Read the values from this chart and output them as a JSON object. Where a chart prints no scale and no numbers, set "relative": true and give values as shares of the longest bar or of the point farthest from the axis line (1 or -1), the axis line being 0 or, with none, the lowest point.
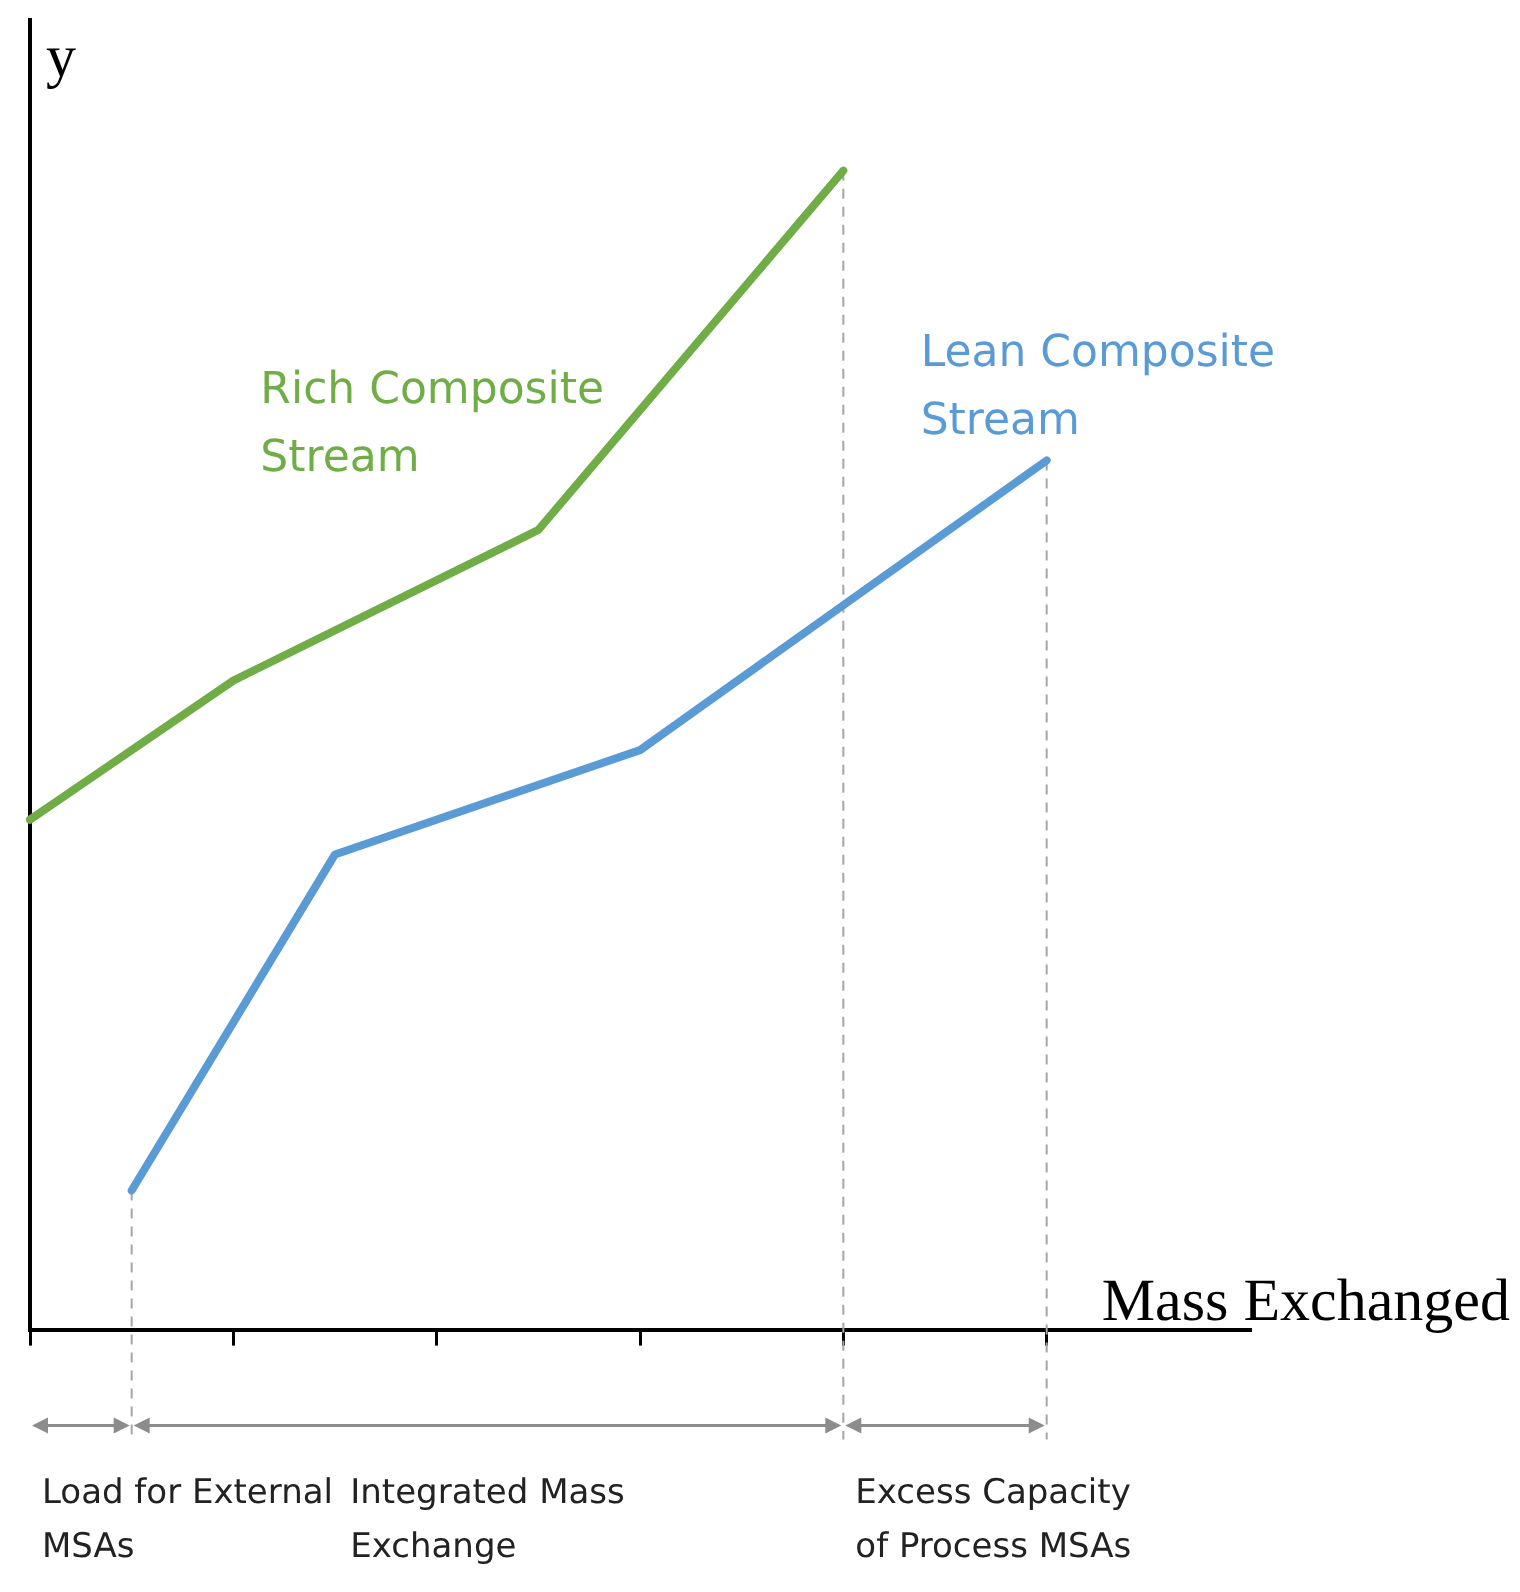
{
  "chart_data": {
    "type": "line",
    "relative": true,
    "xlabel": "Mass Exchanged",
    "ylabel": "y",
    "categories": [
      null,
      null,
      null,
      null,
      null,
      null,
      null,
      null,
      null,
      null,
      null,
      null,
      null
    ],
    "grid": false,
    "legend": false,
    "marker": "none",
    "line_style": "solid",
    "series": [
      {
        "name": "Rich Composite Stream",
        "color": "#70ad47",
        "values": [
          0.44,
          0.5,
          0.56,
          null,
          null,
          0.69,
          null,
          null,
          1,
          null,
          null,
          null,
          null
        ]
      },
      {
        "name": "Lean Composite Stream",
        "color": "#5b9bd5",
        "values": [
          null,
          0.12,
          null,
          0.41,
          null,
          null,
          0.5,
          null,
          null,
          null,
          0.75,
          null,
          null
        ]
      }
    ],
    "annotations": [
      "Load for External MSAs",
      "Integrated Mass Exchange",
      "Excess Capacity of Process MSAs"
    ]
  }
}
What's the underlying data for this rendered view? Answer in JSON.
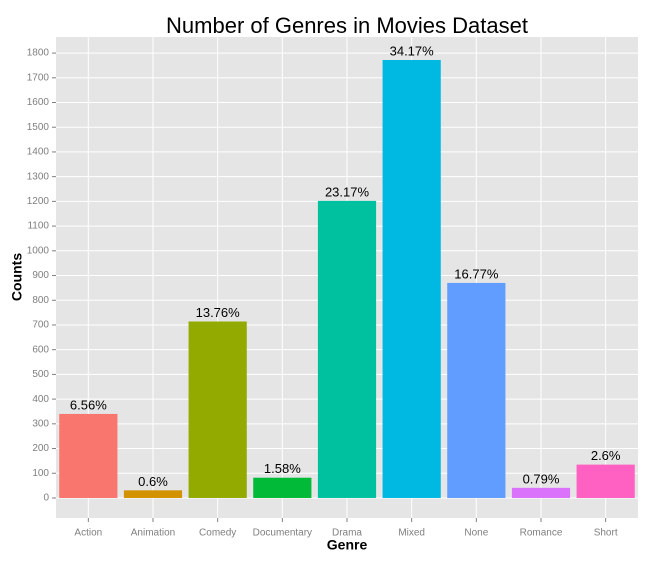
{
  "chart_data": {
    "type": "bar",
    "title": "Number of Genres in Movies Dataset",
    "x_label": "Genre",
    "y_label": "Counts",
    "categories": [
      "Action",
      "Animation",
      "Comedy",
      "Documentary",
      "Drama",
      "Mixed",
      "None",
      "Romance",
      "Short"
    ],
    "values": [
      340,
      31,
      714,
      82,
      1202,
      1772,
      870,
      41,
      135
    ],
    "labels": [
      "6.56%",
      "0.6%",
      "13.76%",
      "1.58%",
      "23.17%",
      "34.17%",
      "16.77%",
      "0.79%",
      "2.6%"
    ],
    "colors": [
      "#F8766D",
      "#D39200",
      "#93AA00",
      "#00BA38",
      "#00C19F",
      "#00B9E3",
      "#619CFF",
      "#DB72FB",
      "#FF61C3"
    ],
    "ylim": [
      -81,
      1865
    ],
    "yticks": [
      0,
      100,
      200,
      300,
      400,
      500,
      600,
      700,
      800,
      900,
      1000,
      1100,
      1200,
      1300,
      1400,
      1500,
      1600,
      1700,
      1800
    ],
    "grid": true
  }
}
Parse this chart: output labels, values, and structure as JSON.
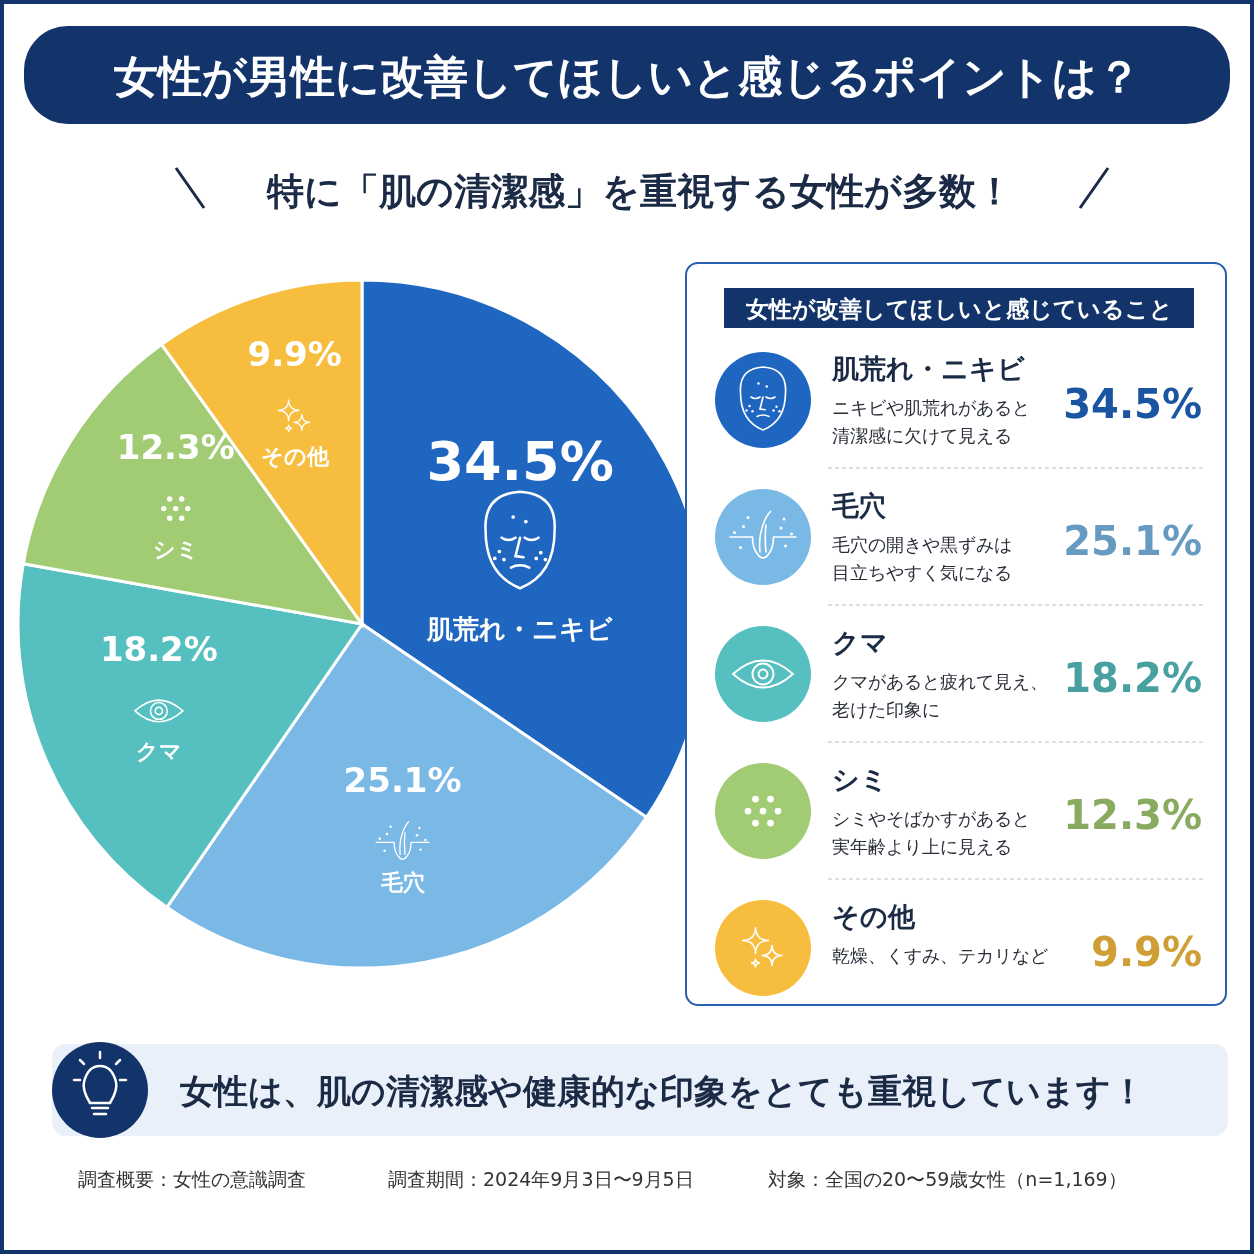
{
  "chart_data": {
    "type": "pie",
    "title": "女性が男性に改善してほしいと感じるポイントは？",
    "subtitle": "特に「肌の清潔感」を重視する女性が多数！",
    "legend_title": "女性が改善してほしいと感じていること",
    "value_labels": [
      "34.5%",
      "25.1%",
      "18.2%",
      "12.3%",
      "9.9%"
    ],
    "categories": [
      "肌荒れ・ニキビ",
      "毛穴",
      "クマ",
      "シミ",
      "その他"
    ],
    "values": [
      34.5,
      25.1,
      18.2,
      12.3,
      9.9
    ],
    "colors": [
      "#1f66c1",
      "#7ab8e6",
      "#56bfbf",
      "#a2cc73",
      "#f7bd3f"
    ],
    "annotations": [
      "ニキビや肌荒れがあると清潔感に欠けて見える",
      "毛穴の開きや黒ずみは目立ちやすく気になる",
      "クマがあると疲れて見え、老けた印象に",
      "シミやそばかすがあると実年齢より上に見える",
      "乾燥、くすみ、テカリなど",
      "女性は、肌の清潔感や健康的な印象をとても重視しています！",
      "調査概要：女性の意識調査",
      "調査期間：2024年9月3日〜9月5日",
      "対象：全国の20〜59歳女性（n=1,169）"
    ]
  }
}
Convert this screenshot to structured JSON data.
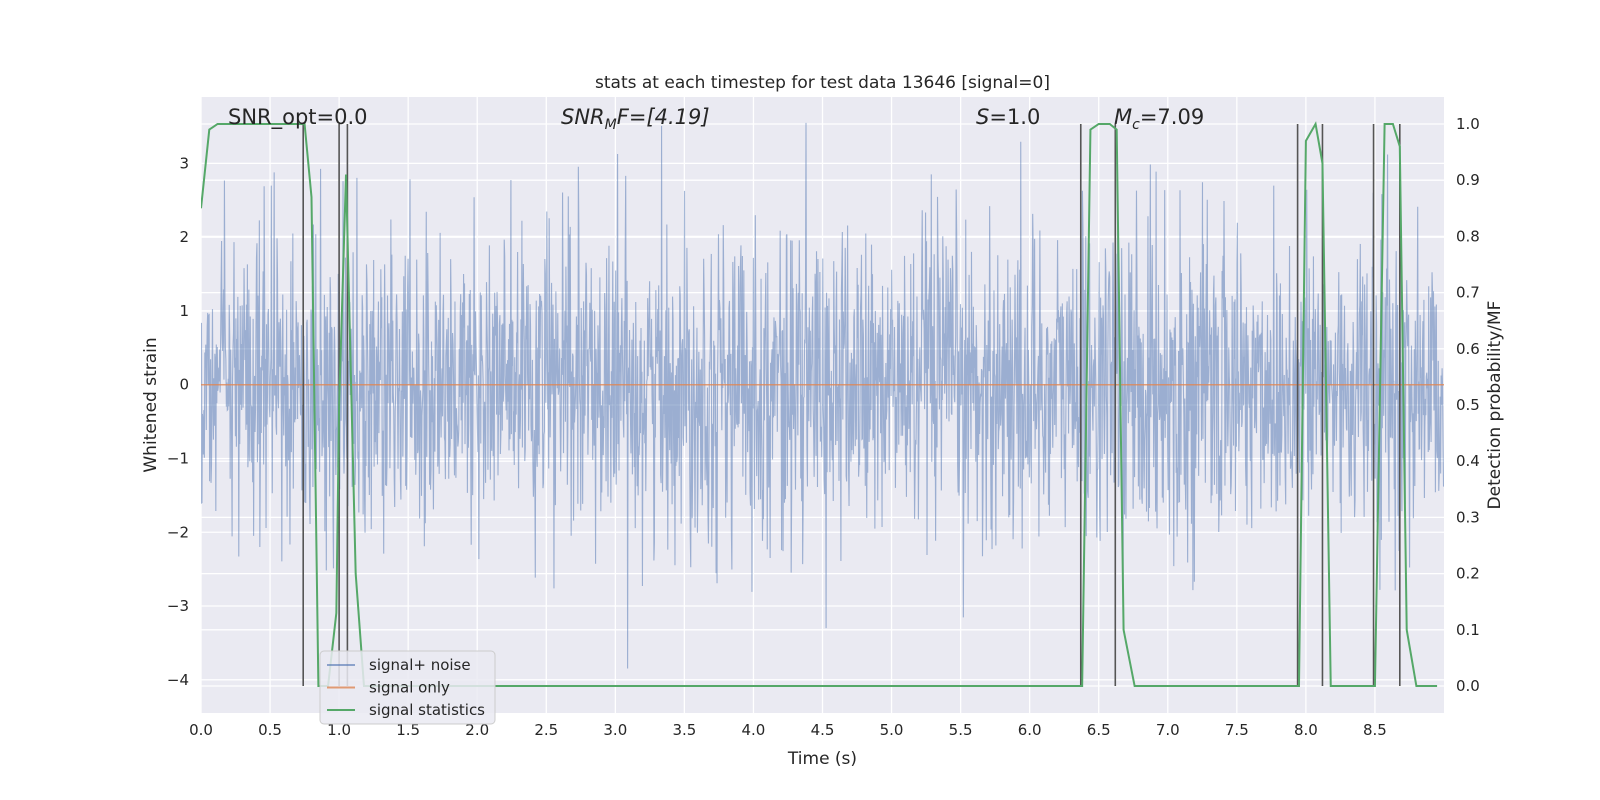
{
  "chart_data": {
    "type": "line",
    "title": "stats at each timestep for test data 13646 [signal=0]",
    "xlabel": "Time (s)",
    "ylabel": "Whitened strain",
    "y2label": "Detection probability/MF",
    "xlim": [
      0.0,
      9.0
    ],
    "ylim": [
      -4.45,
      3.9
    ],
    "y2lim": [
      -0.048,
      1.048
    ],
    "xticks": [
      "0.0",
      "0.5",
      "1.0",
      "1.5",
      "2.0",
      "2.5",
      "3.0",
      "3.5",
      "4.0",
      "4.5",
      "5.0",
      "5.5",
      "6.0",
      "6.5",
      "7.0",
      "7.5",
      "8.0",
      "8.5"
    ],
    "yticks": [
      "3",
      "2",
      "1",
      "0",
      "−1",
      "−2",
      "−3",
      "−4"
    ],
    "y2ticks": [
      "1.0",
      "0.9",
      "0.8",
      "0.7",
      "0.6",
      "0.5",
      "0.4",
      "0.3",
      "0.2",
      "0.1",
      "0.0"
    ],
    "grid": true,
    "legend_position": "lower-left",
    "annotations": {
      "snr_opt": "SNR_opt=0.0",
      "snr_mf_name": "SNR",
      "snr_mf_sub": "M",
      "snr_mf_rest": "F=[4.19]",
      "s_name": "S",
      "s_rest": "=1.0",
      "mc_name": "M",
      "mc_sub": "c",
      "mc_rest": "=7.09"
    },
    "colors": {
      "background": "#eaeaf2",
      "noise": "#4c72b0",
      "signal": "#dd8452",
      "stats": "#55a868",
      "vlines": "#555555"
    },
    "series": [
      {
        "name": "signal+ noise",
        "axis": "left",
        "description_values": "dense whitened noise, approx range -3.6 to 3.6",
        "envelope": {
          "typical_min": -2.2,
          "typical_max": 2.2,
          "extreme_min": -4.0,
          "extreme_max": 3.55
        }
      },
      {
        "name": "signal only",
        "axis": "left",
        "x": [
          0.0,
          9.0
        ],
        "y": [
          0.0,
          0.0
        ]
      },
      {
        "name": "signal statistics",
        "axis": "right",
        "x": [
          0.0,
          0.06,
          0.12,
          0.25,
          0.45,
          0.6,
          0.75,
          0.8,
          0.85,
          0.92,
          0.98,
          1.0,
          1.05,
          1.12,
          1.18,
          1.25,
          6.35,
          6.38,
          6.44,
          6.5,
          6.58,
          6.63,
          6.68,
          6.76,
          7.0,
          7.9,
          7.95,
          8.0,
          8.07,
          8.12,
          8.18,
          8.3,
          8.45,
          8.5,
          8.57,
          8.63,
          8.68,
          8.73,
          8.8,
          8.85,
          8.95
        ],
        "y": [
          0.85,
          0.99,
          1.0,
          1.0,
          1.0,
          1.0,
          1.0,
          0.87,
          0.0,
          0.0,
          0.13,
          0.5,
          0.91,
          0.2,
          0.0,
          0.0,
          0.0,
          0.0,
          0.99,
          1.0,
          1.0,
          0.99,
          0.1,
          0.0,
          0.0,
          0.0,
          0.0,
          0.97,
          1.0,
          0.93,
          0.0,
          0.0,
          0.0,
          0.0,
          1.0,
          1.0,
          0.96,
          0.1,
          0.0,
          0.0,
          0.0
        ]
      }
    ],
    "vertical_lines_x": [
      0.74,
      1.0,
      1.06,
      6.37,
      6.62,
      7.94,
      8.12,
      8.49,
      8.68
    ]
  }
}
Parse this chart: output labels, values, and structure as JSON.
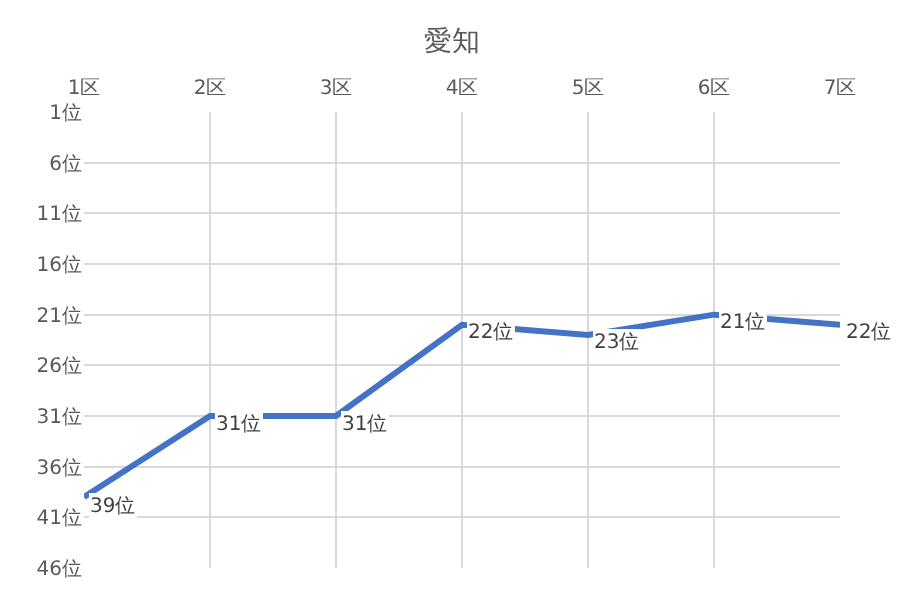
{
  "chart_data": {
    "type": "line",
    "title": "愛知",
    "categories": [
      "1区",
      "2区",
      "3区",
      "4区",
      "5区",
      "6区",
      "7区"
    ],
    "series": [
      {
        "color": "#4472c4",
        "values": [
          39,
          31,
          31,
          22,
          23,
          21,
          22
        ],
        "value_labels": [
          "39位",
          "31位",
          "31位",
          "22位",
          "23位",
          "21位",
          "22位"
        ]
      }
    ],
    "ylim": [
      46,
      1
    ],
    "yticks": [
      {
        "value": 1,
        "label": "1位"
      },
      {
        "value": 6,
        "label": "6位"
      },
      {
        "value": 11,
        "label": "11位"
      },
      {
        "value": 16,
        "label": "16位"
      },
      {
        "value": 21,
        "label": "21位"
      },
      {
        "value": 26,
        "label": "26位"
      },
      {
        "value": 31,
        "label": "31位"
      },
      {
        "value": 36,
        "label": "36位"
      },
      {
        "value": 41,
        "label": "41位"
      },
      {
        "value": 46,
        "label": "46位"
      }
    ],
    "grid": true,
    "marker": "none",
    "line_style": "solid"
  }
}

----------

→ **WORK INSTRUCTIONS**
Which lines contain "this"? Copy each of them out.

→ **TASK RESPONSE**
Read the values from this chart and output them as a JSON object. Where a chart prints no scale and no numbers, set "relative": true and give values as shares of the longest bar or of the point farthest from the axis line (1 or -1), the axis line being 0 or, with none, the lowest point.
What's the underlying data for this rendered view? Answer in JSON.
Parse this chart: output labels, values, and structure as JSON.
Convert this screenshot to structured JSON data.
Parse this chart: output labels, values, and structure as JSON.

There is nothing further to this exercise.